## [Requirement]
Pull out all lines from the listing below in which the word "JSON" appears.
[START OF Dataset rows]
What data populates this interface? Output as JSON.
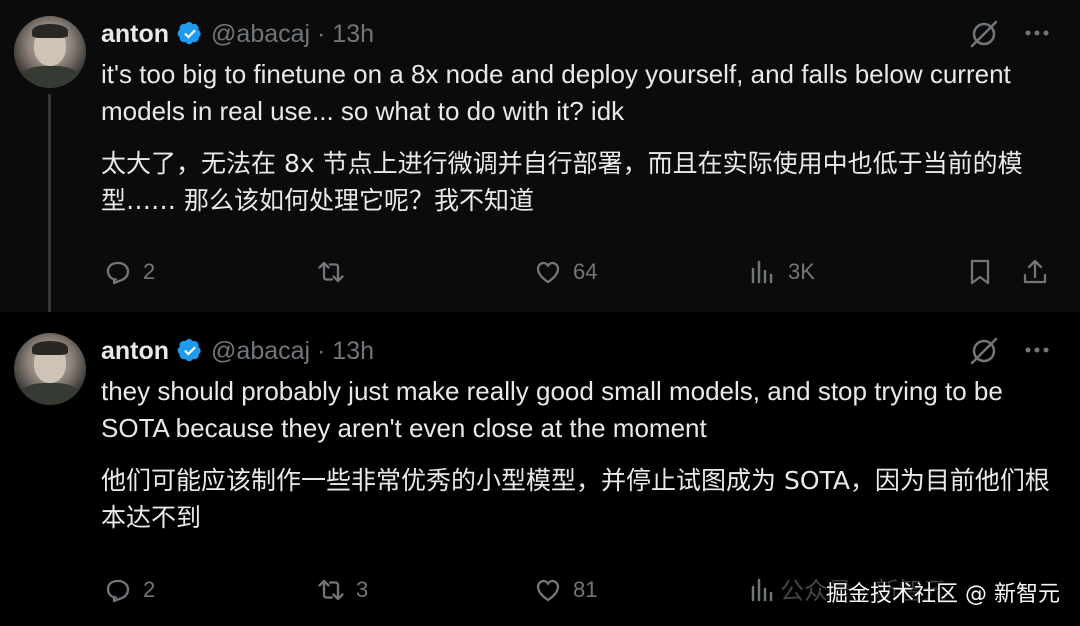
{
  "tweets": [
    {
      "author_name": "anton",
      "handle": "@abacaj · 13h",
      "text_en": "it's too big to finetune on a 8x node and deploy yourself, and falls below current models in real use... so what to do with it? idk",
      "text_zh": "太大了，无法在 8x 节点上进行微调并自行部署，而且在实际使用中也低于当前的模型…… 那么该如何处理它呢？我不知道",
      "replies": "2",
      "retweets": "",
      "likes": "64",
      "views": "3K"
    },
    {
      "author_name": "anton",
      "handle": "@abacaj · 13h",
      "text_en": "they should probably just make really good small models, and stop trying to be SOTA because they aren't even close at the moment",
      "text_zh": "他们可能应该制作一些非常优秀的小型模型，并停止试图成为 SOTA，因为目前他们根本达不到",
      "replies": "2",
      "retweets": "3",
      "likes": "81",
      "views": ""
    }
  ],
  "watermark_faded": "公众号 · 新智元",
  "watermark": "掘金技术社区 @ 新智元",
  "colors": {
    "background": "#000000",
    "text": "#e7e9ea",
    "muted": "#71767b",
    "verified": "#1d9bf0"
  }
}
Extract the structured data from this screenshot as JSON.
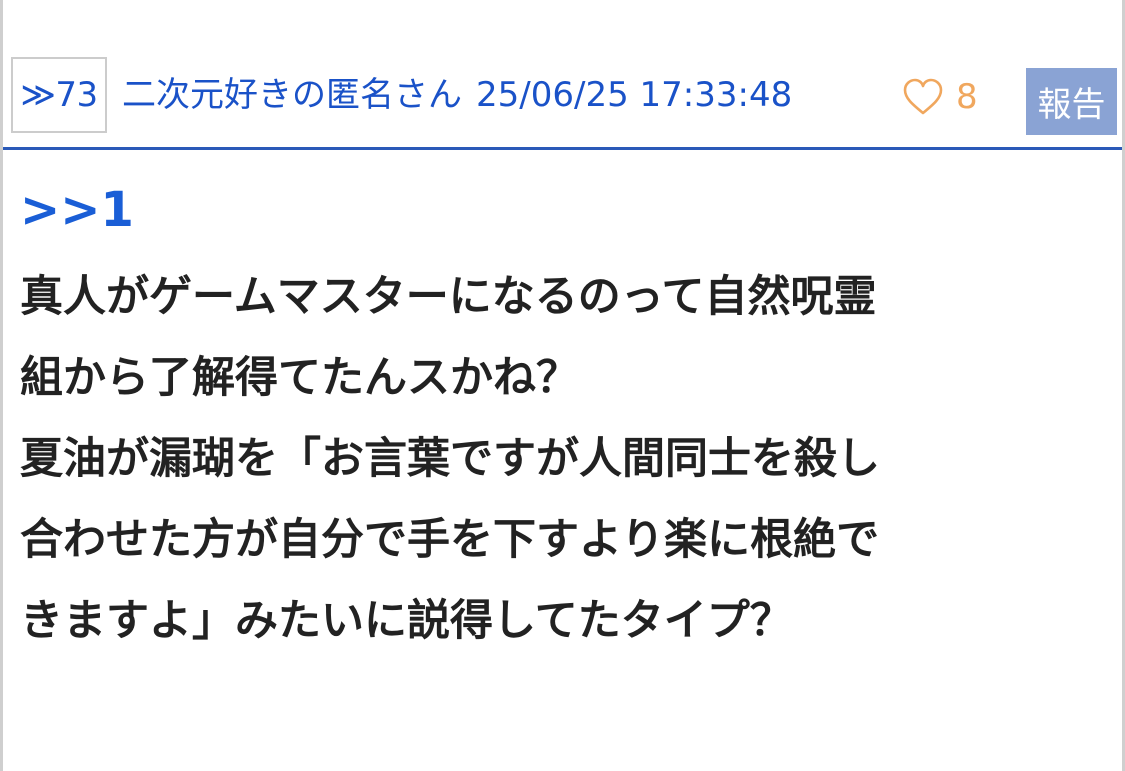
{
  "post": {
    "number": "≫73",
    "author": "二次元好きの匿名さん",
    "timestamp": "25/06/25 17:33:48",
    "like_count": "8",
    "report_label": "報告",
    "reply_anchor": ">>1",
    "body_lines": [
      "真人がゲームマスターになるのって自然呪霊",
      "組から了解得てたんスかね？",
      "夏油が漏瑚を「お言葉ですが人間同士を殺し",
      "合わせた方が自分で手を下すより楽に根絶で",
      "きますよ」みたいに説得してたタイプ？"
    ]
  },
  "colors": {
    "link_blue": "#1a52c8",
    "like_orange": "#f0a75e",
    "report_bg": "#8aa3d4",
    "divider": "#2a59b8",
    "text": "#222222"
  },
  "icons": {
    "like": "heart-icon"
  }
}
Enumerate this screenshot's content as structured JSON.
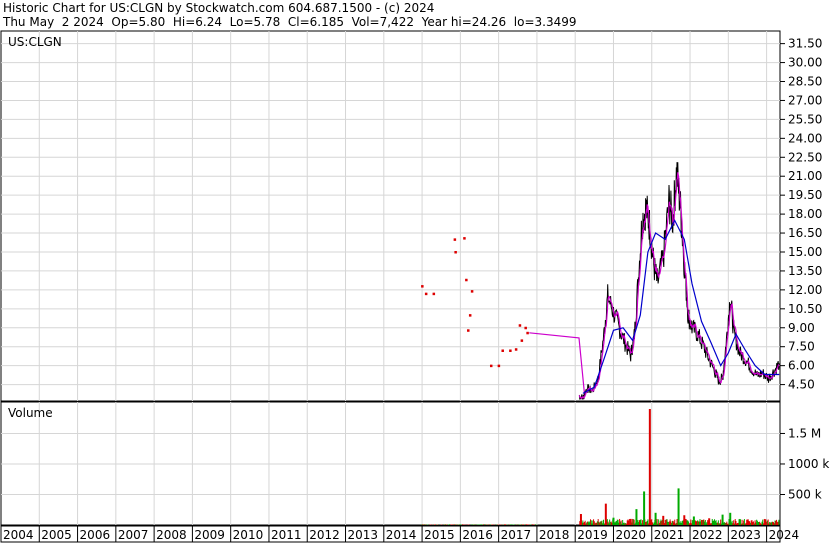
{
  "header": {
    "line1": "Historic Chart for US:CLGN by Stockwatch.com 604.687.1500 - (c) 2024",
    "line2": "Thu May  2 2024  Op=5.80  Hi=6.24  Lo=5.78  Cl=6.185  Vol=7,422  Year hi=24.26  lo=3.3499"
  },
  "chart_data": [
    {
      "type": "line",
      "title": "US:CLGN",
      "price_ticks": [
        "31.50",
        "30.00",
        "28.50",
        "27.00",
        "25.50",
        "24.00",
        "22.50",
        "21.00",
        "19.50",
        "18.00",
        "16.50",
        "15.00",
        "13.50",
        "12.00",
        "10.50",
        "9.00",
        "7.50",
        "6.00",
        "4.50"
      ],
      "ylim": [
        3.2,
        32.5
      ],
      "grid": true,
      "colors": {
        "price": "#000000",
        "ma_short": "#cc00cc",
        "ma_long": "#0000cc",
        "sparse_trades": "#dd0000"
      },
      "sparse_points": [
        {
          "x": 2015.0,
          "y": 12.3
        },
        {
          "x": 2015.1,
          "y": 11.7
        },
        {
          "x": 2015.3,
          "y": 11.7
        },
        {
          "x": 2015.85,
          "y": 16.0
        },
        {
          "x": 2015.87,
          "y": 15.0
        },
        {
          "x": 2016.1,
          "y": 16.1
        },
        {
          "x": 2016.15,
          "y": 12.8
        },
        {
          "x": 2016.3,
          "y": 11.9
        },
        {
          "x": 2016.25,
          "y": 10.0
        },
        {
          "x": 2016.2,
          "y": 8.8
        },
        {
          "x": 2016.8,
          "y": 6.0
        },
        {
          "x": 2017.0,
          "y": 6.0
        },
        {
          "x": 2017.1,
          "y": 7.2
        },
        {
          "x": 2017.3,
          "y": 7.2
        },
        {
          "x": 2017.45,
          "y": 7.3
        },
        {
          "x": 2017.55,
          "y": 9.2
        },
        {
          "x": 2017.6,
          "y": 8.0
        },
        {
          "x": 2017.7,
          "y": 9.0
        },
        {
          "x": 2017.75,
          "y": 8.6
        }
      ],
      "ma_short_flat": [
        [
          2017.8,
          8.6
        ],
        [
          2019.1,
          8.2
        ],
        [
          2019.25,
          3.5
        ]
      ],
      "price_series": [
        [
          2019.1,
          3.6
        ],
        [
          2019.2,
          3.4
        ],
        [
          2019.3,
          4.2
        ],
        [
          2019.45,
          4.0
        ],
        [
          2019.6,
          5.0
        ],
        [
          2019.75,
          8.5
        ],
        [
          2019.85,
          11.5
        ],
        [
          2020.0,
          10.2
        ],
        [
          2020.15,
          9.0
        ],
        [
          2020.3,
          7.8
        ],
        [
          2020.45,
          6.8
        ],
        [
          2020.55,
          8.5
        ],
        [
          2020.65,
          13.0
        ],
        [
          2020.75,
          17.5
        ],
        [
          2020.85,
          18.5
        ],
        [
          2020.95,
          17.0
        ],
        [
          2021.05,
          14.0
        ],
        [
          2021.15,
          12.5
        ],
        [
          2021.3,
          14.5
        ],
        [
          2021.45,
          19.0
        ],
        [
          2021.55,
          17.5
        ],
        [
          2021.65,
          21.5
        ],
        [
          2021.75,
          18.5
        ],
        [
          2021.85,
          14.0
        ],
        [
          2021.95,
          10.0
        ],
        [
          2022.05,
          9.0
        ],
        [
          2022.2,
          8.5
        ],
        [
          2022.35,
          7.5
        ],
        [
          2022.5,
          6.5
        ],
        [
          2022.65,
          5.5
        ],
        [
          2022.75,
          4.8
        ],
        [
          2022.85,
          5.0
        ],
        [
          2022.95,
          8.0
        ],
        [
          2023.05,
          11.5
        ],
        [
          2023.15,
          8.5
        ],
        [
          2023.3,
          7.0
        ],
        [
          2023.45,
          6.5
        ],
        [
          2023.6,
          5.8
        ],
        [
          2023.75,
          5.2
        ],
        [
          2023.9,
          5.4
        ],
        [
          2024.05,
          5.0
        ],
        [
          2024.2,
          5.6
        ],
        [
          2024.33,
          6.185
        ]
      ],
      "ma_long": [
        [
          2019.2,
          3.8
        ],
        [
          2019.5,
          4.3
        ],
        [
          2019.75,
          6.5
        ],
        [
          2020.0,
          8.8
        ],
        [
          2020.25,
          9.0
        ],
        [
          2020.5,
          8.0
        ],
        [
          2020.7,
          10.0
        ],
        [
          2020.9,
          15.0
        ],
        [
          2021.1,
          16.5
        ],
        [
          2021.35,
          16.0
        ],
        [
          2021.6,
          17.5
        ],
        [
          2021.85,
          16.0
        ],
        [
          2022.05,
          12.5
        ],
        [
          2022.3,
          9.5
        ],
        [
          2022.55,
          7.8
        ],
        [
          2022.8,
          6.0
        ],
        [
          2023.0,
          7.0
        ],
        [
          2023.2,
          8.5
        ],
        [
          2023.45,
          7.2
        ],
        [
          2023.7,
          6.0
        ],
        [
          2023.95,
          5.3
        ],
        [
          2024.33,
          5.3
        ]
      ]
    },
    {
      "type": "bar",
      "title": "Volume",
      "volume_ticks": [
        "1.5 M",
        "1000 k",
        "500 k"
      ],
      "colors": {
        "up": "#00aa00",
        "down": "#dd0000"
      },
      "spikes": [
        {
          "x": 2019.15,
          "v": 180000,
          "dir": "down"
        },
        {
          "x": 2019.8,
          "v": 350000,
          "dir": "down"
        },
        {
          "x": 2020.0,
          "v": 120000,
          "dir": "up"
        },
        {
          "x": 2020.45,
          "v": 100000,
          "dir": "down"
        },
        {
          "x": 2020.6,
          "v": 260000,
          "dir": "up"
        },
        {
          "x": 2020.8,
          "v": 550000,
          "dir": "up"
        },
        {
          "x": 2020.95,
          "v": 1900000,
          "dir": "down"
        },
        {
          "x": 2021.1,
          "v": 200000,
          "dir": "up"
        },
        {
          "x": 2021.3,
          "v": 150000,
          "dir": "down"
        },
        {
          "x": 2021.7,
          "v": 600000,
          "dir": "up"
        },
        {
          "x": 2021.85,
          "v": 160000,
          "dir": "down"
        },
        {
          "x": 2022.1,
          "v": 140000,
          "dir": "up"
        },
        {
          "x": 2022.5,
          "v": 110000,
          "dir": "down"
        },
        {
          "x": 2022.85,
          "v": 170000,
          "dir": "up"
        },
        {
          "x": 2023.05,
          "v": 200000,
          "dir": "up"
        },
        {
          "x": 2023.5,
          "v": 90000,
          "dir": "down"
        }
      ]
    }
  ],
  "x_axis": {
    "years": [
      "2004",
      "2005",
      "2006",
      "2007",
      "2008",
      "2009",
      "2010",
      "2011",
      "2012",
      "2013",
      "2014",
      "2015",
      "2016",
      "2017",
      "2018",
      "2019",
      "2020",
      "2021",
      "2022",
      "2023",
      "2024"
    ],
    "range": [
      2004.0,
      2024.35
    ]
  }
}
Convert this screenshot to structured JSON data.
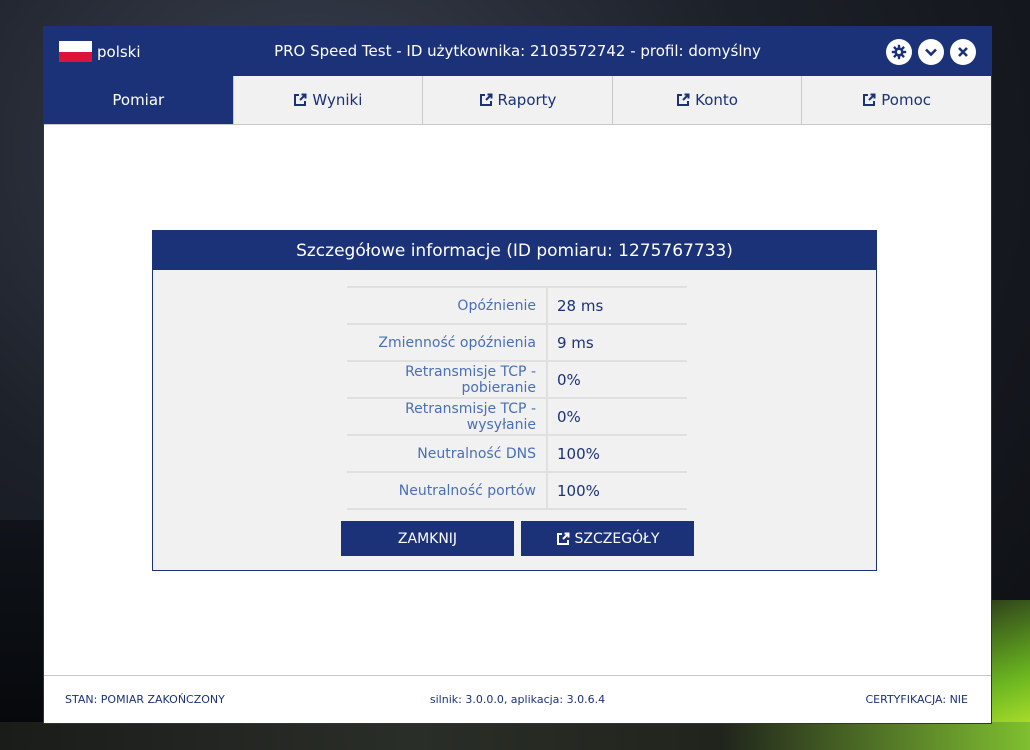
{
  "window": {
    "language": "polski",
    "title": "PRO Speed Test - ID użytkownika: 2103572742 - profil: domyślny",
    "buttons": [
      "gear-icon",
      "chevron-down-icon",
      "close-icon"
    ]
  },
  "tabs": [
    {
      "label": "Pomiar",
      "active": true,
      "external": false
    },
    {
      "label": "Wyniki",
      "active": false,
      "external": true
    },
    {
      "label": "Raporty",
      "active": false,
      "external": true
    },
    {
      "label": "Konto",
      "active": false,
      "external": true
    },
    {
      "label": "Pomoc",
      "active": false,
      "external": true
    }
  ],
  "panel": {
    "title": "Szczegółowe informacje (ID pomiaru: 1275767733)",
    "rows": [
      {
        "label": "Opóźnienie",
        "value": "28 ms"
      },
      {
        "label": "Zmienność opóźnienia",
        "value": "9 ms"
      },
      {
        "label": "Retransmisje TCP - pobieranie",
        "value": "0%"
      },
      {
        "label": "Retransmisje TCP - wysyłanie",
        "value": "0%"
      },
      {
        "label": "Neutralność DNS",
        "value": "100%"
      },
      {
        "label": "Neutralność portów",
        "value": "100%"
      }
    ],
    "close_label": "ZAMKNIJ",
    "details_label": "SZCZEGÓŁY"
  },
  "status": {
    "state": "STAN: POMIAR ZAKOŃCZONY",
    "version": "silnik: 3.0.0.0, aplikacja: 3.0.6.4",
    "certification": "CERTYFIKACJA: NIE"
  },
  "colors": {
    "primary": "#1b3278",
    "label": "#4a6fb5",
    "panel_bg": "#f1f1f1"
  }
}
[END OF Dataset rows]
## [Finished exercise]
What data populates this interface? Output as JSON.
Extract the structured data from this screenshot as JSON.
Enumerate this screenshot's content as structured JSON.
Convert this screenshot to structured JSON data.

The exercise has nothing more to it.